**AIM**
Collect every line of the records below that contains the word "специалистами".
# START OF DATA SUPPLIED
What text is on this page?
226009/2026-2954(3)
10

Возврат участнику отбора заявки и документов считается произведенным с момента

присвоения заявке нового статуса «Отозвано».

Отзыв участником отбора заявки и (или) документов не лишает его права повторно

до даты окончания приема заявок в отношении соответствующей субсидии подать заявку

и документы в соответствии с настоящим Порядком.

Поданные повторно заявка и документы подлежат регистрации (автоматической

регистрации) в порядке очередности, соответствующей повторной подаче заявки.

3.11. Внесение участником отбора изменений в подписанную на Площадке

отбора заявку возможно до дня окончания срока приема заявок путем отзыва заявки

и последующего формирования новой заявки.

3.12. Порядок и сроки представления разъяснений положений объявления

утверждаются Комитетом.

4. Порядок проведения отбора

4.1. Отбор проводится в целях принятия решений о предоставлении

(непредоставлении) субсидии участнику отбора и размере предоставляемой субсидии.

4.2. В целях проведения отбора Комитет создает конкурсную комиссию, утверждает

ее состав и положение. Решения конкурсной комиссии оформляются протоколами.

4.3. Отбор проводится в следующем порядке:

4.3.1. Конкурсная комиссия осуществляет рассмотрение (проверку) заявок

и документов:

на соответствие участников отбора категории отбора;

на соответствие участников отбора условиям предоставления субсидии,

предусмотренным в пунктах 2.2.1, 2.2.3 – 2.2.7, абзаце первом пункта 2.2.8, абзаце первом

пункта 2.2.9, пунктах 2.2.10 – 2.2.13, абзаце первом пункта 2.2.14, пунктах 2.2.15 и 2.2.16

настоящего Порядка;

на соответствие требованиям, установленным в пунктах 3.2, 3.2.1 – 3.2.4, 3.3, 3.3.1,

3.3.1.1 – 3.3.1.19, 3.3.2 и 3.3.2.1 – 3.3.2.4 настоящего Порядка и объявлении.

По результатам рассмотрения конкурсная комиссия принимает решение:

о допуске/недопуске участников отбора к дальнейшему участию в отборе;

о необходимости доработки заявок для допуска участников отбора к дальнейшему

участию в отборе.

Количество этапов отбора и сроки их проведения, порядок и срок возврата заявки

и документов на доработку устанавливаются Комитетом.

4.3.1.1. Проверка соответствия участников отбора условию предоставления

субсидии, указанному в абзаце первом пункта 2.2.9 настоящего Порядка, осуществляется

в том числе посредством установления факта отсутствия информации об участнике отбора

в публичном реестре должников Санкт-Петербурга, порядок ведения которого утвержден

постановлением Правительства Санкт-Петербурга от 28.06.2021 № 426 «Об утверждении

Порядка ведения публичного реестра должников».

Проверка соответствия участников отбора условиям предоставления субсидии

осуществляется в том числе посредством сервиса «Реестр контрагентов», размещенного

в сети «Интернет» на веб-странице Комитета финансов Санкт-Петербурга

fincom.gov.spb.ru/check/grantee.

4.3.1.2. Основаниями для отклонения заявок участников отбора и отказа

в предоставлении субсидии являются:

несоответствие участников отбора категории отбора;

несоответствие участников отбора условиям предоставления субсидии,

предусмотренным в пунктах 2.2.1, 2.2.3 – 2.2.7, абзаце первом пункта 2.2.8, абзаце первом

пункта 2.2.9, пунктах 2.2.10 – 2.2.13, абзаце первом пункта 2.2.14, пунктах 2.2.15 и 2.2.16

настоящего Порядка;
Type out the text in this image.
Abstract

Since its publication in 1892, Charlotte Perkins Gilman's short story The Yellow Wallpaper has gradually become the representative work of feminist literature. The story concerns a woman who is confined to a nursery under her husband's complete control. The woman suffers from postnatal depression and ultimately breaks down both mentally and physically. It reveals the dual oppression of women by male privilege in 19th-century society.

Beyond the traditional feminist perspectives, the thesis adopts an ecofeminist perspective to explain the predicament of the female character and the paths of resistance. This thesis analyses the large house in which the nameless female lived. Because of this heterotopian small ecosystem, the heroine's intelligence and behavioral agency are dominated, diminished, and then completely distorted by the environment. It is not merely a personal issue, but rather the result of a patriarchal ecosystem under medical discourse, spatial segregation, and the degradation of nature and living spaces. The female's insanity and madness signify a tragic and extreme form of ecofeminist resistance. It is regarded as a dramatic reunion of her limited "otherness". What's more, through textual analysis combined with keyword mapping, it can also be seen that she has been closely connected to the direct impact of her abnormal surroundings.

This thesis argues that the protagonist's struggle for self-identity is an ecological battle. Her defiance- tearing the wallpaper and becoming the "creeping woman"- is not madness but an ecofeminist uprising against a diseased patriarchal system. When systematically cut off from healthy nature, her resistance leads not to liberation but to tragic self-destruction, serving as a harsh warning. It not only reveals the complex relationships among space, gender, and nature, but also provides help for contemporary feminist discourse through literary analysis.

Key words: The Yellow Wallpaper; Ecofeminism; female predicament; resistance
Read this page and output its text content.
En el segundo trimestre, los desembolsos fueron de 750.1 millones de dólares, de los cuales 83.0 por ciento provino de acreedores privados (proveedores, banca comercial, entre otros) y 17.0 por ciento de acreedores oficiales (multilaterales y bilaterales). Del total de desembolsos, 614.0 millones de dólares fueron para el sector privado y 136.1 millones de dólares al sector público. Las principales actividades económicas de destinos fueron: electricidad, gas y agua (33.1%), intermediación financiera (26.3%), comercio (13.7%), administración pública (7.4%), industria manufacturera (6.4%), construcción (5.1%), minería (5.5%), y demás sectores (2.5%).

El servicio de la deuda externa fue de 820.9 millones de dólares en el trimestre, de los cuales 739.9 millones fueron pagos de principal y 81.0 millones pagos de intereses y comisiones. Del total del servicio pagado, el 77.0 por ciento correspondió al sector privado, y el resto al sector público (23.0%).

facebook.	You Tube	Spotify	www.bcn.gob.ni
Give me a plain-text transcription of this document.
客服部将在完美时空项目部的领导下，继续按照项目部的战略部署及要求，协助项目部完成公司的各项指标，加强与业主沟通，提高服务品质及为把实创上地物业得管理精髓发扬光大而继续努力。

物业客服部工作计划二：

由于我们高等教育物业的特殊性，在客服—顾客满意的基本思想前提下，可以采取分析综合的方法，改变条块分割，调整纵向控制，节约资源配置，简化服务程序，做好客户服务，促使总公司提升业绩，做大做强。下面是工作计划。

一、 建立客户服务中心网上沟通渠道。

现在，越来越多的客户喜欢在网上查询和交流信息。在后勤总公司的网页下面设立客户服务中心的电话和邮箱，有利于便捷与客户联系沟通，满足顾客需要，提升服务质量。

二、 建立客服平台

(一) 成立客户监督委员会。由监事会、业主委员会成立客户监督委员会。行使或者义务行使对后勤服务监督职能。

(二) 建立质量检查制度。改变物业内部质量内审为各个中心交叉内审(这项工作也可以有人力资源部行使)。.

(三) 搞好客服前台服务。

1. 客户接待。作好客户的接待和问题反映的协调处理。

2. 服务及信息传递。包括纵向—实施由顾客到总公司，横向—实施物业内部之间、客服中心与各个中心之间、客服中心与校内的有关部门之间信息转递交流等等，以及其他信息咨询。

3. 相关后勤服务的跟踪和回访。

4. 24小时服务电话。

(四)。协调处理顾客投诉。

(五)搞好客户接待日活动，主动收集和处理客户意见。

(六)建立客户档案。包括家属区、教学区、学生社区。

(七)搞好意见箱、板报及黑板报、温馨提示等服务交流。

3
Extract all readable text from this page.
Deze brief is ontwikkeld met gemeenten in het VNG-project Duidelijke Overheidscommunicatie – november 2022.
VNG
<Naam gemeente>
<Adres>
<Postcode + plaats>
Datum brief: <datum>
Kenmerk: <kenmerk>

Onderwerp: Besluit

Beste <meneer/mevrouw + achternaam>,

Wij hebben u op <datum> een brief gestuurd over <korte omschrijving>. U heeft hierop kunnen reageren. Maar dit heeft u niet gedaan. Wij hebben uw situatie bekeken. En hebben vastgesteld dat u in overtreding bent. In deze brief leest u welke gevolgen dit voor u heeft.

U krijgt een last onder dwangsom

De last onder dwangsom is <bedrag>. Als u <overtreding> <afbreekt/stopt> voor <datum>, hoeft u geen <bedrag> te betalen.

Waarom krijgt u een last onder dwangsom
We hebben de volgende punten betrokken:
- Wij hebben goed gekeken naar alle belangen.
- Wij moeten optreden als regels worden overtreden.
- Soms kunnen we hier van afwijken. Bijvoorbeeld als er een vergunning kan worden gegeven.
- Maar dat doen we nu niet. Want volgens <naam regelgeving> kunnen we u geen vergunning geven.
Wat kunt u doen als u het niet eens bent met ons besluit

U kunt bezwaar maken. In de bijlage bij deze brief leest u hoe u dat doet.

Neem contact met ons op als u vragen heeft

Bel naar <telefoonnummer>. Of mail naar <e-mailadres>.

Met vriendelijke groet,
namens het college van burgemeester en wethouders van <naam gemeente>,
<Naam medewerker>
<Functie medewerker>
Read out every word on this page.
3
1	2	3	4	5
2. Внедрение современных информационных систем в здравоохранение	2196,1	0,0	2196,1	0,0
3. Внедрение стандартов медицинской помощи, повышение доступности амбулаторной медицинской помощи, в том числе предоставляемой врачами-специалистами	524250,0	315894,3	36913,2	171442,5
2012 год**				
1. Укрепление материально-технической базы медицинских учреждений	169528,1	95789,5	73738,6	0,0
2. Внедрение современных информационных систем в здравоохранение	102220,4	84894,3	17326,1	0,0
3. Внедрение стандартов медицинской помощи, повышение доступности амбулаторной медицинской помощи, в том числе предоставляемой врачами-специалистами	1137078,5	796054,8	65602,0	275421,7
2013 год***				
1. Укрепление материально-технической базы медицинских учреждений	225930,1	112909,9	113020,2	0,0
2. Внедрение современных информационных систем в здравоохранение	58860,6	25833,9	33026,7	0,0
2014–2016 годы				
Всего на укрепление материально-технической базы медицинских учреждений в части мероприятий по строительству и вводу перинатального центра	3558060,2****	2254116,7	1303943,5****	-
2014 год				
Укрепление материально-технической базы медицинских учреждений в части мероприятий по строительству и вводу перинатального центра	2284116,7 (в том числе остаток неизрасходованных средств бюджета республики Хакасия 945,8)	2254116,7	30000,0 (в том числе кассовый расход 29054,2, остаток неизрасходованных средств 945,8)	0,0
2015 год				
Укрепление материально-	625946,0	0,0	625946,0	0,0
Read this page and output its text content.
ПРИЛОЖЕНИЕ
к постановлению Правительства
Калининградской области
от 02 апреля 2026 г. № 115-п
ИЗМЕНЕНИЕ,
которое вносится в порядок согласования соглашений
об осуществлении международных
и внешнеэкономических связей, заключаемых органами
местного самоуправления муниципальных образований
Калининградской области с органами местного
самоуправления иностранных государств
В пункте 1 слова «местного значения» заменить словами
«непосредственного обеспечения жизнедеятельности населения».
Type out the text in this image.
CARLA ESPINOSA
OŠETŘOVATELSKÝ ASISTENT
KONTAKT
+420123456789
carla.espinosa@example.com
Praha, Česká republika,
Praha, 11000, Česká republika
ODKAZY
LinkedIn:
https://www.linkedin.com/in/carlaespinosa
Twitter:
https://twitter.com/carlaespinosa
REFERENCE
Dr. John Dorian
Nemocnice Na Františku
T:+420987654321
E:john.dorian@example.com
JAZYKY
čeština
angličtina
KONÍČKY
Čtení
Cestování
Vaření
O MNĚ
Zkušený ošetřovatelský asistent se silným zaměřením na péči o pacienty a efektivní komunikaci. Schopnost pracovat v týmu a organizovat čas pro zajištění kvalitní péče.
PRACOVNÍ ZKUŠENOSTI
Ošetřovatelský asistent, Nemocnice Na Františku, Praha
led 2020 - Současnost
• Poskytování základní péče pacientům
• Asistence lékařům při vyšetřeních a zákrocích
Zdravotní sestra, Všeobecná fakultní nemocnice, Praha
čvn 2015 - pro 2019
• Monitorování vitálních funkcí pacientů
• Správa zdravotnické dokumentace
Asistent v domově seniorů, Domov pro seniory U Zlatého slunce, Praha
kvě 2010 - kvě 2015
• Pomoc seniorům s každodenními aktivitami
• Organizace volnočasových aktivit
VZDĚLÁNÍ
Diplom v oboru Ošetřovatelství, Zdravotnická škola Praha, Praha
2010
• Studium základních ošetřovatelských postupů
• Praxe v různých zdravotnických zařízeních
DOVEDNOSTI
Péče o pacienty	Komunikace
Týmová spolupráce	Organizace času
# END OF DATA SUPPLIED
**EXERCISE RESPONSE**
3. Внедрение стандартов медицинской помощи, повышение доступности амбулаторной медицинской помощи, в том числе предоставляемой врачами-специалистами	524250,0	315894,3	36913,2	171442,5
3. Внедрение стандартов медицинской помощи, повышение доступности амбулаторной медицинской помощи, в том числе предоставляемой врачами-специалистами	1137078,5	796054,8	65602,0	275421,7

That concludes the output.